● **ENTRIES SUPPLIED**
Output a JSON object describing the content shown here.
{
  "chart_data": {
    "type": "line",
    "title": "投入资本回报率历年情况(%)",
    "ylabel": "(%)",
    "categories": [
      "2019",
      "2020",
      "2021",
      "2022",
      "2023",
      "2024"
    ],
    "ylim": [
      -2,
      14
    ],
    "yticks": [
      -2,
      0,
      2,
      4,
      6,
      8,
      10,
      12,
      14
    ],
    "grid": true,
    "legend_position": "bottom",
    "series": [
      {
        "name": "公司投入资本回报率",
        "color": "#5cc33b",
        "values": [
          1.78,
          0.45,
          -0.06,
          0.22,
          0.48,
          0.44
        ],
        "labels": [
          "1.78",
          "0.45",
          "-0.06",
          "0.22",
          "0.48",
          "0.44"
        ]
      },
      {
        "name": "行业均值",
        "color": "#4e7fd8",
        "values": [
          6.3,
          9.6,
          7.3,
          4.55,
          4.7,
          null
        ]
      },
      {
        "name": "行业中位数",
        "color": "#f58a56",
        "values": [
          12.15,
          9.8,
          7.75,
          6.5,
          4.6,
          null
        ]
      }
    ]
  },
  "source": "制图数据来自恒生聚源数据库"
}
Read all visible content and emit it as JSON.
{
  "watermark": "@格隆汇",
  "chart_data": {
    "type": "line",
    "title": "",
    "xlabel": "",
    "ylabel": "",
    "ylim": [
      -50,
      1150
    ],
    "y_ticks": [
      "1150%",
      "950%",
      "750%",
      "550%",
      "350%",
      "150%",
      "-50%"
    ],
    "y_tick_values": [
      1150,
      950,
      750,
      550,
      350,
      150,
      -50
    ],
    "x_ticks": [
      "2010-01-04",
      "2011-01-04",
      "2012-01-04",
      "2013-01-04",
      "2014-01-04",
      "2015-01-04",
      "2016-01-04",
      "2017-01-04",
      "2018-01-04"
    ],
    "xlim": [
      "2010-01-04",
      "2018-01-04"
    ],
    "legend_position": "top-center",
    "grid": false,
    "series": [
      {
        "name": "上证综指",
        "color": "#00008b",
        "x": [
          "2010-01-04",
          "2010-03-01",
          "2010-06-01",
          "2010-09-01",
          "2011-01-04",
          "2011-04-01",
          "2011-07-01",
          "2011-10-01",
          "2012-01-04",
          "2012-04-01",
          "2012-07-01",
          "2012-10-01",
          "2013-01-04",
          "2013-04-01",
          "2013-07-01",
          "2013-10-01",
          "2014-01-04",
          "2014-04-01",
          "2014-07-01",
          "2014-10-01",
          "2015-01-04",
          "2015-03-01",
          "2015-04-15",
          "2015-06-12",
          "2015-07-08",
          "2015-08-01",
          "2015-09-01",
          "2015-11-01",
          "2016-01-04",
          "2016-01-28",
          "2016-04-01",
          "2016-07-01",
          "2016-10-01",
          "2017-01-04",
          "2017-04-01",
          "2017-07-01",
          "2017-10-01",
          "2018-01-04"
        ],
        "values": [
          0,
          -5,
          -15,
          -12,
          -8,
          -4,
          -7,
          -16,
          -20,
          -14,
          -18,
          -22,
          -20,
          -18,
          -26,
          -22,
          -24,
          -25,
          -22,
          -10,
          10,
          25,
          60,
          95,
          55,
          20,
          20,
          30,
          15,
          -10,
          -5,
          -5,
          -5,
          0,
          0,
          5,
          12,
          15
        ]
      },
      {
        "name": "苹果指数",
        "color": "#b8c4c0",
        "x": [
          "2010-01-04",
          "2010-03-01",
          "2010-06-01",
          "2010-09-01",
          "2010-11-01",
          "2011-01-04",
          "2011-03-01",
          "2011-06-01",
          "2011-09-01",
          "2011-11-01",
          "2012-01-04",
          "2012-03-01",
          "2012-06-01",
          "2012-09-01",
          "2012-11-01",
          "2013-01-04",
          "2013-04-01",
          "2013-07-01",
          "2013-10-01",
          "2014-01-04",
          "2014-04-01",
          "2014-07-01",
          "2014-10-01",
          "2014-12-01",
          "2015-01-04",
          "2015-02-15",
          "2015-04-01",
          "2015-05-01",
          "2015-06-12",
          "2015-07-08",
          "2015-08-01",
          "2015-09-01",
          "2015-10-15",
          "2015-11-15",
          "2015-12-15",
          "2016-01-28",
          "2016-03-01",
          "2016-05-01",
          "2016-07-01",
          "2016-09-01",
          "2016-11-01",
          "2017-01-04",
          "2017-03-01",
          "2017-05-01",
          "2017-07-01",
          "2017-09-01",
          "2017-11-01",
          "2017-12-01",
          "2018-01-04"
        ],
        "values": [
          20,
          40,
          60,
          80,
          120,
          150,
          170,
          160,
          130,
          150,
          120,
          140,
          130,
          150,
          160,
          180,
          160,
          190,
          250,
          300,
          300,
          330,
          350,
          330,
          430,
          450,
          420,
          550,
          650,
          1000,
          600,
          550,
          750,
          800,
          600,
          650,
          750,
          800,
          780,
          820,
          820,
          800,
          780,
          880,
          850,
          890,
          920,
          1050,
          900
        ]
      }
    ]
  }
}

● **OBJECTIVE**
Copy out all of the records above with nothing altered.

● **RESULT**
Output a JSON object describing the content shown here.
{
  "chart_data": {
    "type": "line",
    "title": "投入资本回报率历年情况(%)",
    "ylabel": "(%)",
    "categories": [
      "2019",
      "2020",
      "2021",
      "2022",
      "2023",
      "2024"
    ],
    "ylim": [
      -2,
      14
    ],
    "yticks": [
      -2,
      0,
      2,
      4,
      6,
      8,
      10,
      12,
      14
    ],
    "grid": true,
    "legend_position": "bottom",
    "series": [
      {
        "name": "公司投入资本回报率",
        "color": "#5cc33b",
        "values": [
          1.78,
          0.45,
          -0.06,
          0.22,
          0.48,
          0.44
        ],
        "labels": [
          "1.78",
          "0.45",
          "-0.06",
          "0.22",
          "0.48",
          "0.44"
        ]
      },
      {
        "name": "行业均值",
        "color": "#4e7fd8",
        "values": [
          6.3,
          9.6,
          7.3,
          4.55,
          4.7,
          null
        ]
      },
      {
        "name": "行业中位数",
        "color": "#f58a56",
        "values": [
          12.15,
          9.8,
          7.75,
          6.5,
          4.6,
          null
        ]
      }
    ]
  },
  "source": "制图数据来自恒生聚源数据库"
}
Read all visible content and emit it as JSON.
{
  "watermark": "@格隆汇",
  "chart_data": {
    "type": "line",
    "title": "",
    "xlabel": "",
    "ylabel": "",
    "ylim": [
      -50,
      1150
    ],
    "y_ticks": [
      "1150%",
      "950%",
      "750%",
      "550%",
      "350%",
      "150%",
      "-50%"
    ],
    "y_tick_values": [
      1150,
      950,
      750,
      550,
      350,
      150,
      -50
    ],
    "x_ticks": [
      "2010-01-04",
      "2011-01-04",
      "2012-01-04",
      "2013-01-04",
      "2014-01-04",
      "2015-01-04",
      "2016-01-04",
      "2017-01-04",
      "2018-01-04"
    ],
    "xlim": [
      "2010-01-04",
      "2018-01-04"
    ],
    "legend_position": "top-center",
    "grid": false,
    "series": [
      {
        "name": "上证综指",
        "color": "#00008b",
        "x": [
          "2010-01-04",
          "2010-03-01",
          "2010-06-01",
          "2010-09-01",
          "2011-01-04",
          "2011-04-01",
          "2011-07-01",
          "2011-10-01",
          "2012-01-04",
          "2012-04-01",
          "2012-07-01",
          "2012-10-01",
          "2013-01-04",
          "2013-04-01",
          "2013-07-01",
          "2013-10-01",
          "2014-01-04",
          "2014-04-01",
          "2014-07-01",
          "2014-10-01",
          "2015-01-04",
          "2015-03-01",
          "2015-04-15",
          "2015-06-12",
          "2015-07-08",
          "2015-08-01",
          "2015-09-01",
          "2015-11-01",
          "2016-01-04",
          "2016-01-28",
          "2016-04-01",
          "2016-07-01",
          "2016-10-01",
          "2017-01-04",
          "2017-04-01",
          "2017-07-01",
          "2017-10-01",
          "2018-01-04"
        ],
        "values": [
          0,
          -5,
          -15,
          -12,
          -8,
          -4,
          -7,
          -16,
          -20,
          -14,
          -18,
          -22,
          -20,
          -18,
          -26,
          -22,
          -24,
          -25,
          -22,
          -10,
          10,
          25,
          60,
          95,
          55,
          20,
          20,
          30,
          15,
          -10,
          -5,
          -5,
          -5,
          0,
          0,
          5,
          12,
          15
        ]
      },
      {
        "name": "苹果指数",
        "color": "#b8c4c0",
        "x": [
          "2010-01-04",
          "2010-03-01",
          "2010-06-01",
          "2010-09-01",
          "2010-11-01",
          "2011-01-04",
          "2011-03-01",
          "2011-06-01",
          "2011-09-01",
          "2011-11-01",
          "2012-01-04",
          "2012-03-01",
          "2012-06-01",
          "2012-09-01",
          "2012-11-01",
          "2013-01-04",
          "2013-04-01",
          "2013-07-01",
          "2013-10-01",
          "2014-01-04",
          "2014-04-01",
          "2014-07-01",
          "2014-10-01",
          "2014-12-01",
          "2015-01-04",
          "2015-02-15",
          "2015-04-01",
          "2015-05-01",
          "2015-06-12",
          "2015-07-08",
          "2015-08-01",
          "2015-09-01",
          "2015-10-15",
          "2015-11-15",
          "2015-12-15",
          "2016-01-28",
          "2016-03-01",
          "2016-05-01",
          "2016-07-01",
          "2016-09-01",
          "2016-11-01",
          "2017-01-04",
          "2017-03-01",
          "2017-05-01",
          "2017-07-01",
          "2017-09-01",
          "2017-11-01",
          "2017-12-01",
          "2018-01-04"
        ],
        "values": [
          20,
          40,
          60,
          80,
          120,
          150,
          170,
          160,
          130,
          150,
          120,
          140,
          130,
          150,
          160,
          180,
          160,
          190,
          250,
          300,
          300,
          330,
          350,
          330,
          430,
          450,
          420,
          550,
          650,
          1000,
          600,
          550,
          750,
          800,
          600,
          650,
          750,
          800,
          780,
          820,
          820,
          800,
          780,
          880,
          850,
          890,
          920,
          1050,
          900
        ]
      }
    ]
  }
}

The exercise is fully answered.